(Stored items from a collection)
Begin
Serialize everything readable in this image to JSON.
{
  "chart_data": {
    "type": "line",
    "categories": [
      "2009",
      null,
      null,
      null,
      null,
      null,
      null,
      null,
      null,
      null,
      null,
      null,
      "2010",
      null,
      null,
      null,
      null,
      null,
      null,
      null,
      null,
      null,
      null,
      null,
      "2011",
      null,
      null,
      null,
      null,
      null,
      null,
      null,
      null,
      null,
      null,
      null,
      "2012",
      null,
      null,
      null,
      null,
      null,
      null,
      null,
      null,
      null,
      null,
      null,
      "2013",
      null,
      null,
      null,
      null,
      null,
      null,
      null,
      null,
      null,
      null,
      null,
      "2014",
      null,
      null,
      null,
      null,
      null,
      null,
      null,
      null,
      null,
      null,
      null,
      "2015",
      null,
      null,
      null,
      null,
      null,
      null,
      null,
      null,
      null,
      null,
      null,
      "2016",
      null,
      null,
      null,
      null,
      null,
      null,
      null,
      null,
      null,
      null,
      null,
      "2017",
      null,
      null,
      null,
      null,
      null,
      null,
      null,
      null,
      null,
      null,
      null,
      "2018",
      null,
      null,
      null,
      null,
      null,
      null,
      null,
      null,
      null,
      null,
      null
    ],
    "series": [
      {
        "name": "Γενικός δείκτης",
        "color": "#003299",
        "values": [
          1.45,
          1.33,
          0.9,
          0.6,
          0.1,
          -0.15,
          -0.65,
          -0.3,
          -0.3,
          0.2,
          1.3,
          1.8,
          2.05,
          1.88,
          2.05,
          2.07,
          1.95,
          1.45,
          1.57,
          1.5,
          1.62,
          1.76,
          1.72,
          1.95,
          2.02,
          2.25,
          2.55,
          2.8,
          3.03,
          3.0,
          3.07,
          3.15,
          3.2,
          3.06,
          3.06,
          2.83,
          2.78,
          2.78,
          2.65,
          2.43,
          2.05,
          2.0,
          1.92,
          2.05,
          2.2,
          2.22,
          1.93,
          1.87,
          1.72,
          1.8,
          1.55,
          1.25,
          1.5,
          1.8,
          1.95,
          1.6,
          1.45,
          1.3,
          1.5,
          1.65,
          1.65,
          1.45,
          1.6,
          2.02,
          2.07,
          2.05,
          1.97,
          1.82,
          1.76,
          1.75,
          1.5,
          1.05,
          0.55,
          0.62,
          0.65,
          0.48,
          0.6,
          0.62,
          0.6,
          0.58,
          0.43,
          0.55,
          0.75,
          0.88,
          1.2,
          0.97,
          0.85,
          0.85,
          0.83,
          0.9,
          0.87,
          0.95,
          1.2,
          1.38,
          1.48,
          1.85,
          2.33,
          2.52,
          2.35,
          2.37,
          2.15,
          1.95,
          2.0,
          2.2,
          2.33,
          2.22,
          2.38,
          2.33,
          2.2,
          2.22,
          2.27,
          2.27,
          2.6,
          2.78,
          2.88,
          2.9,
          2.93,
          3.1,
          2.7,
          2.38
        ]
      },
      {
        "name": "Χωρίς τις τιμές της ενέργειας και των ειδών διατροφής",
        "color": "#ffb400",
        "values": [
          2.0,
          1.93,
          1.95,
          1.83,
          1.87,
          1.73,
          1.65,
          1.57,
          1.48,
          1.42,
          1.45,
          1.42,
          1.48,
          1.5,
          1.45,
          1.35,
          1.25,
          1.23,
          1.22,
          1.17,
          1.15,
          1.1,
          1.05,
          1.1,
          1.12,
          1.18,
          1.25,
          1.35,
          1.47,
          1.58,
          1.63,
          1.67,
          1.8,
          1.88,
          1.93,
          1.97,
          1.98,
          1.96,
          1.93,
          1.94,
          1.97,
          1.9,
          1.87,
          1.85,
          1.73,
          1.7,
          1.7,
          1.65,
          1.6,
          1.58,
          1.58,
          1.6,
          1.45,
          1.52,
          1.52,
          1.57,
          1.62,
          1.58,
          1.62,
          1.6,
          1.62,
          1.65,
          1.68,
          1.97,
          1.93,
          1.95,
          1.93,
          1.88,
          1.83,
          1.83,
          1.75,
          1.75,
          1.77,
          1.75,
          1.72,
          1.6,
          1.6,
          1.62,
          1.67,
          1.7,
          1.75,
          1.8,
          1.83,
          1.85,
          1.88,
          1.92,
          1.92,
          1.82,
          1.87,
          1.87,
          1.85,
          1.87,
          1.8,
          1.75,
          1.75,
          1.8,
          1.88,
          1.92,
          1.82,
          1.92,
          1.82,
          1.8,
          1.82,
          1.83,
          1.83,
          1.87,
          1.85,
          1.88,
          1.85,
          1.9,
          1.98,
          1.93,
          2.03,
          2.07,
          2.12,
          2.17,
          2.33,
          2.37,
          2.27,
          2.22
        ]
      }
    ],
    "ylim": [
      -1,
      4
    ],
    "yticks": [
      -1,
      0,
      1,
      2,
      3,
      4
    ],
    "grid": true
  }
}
End
→ **Written problem**:
Where does the word "name" appear? Return each line that holds it.

→ **Expected output**:
        "name": "Γενικός δείκτης",
        "name": "Χωρίς τις τιμές της ενέργειας και των ειδών διατροφής",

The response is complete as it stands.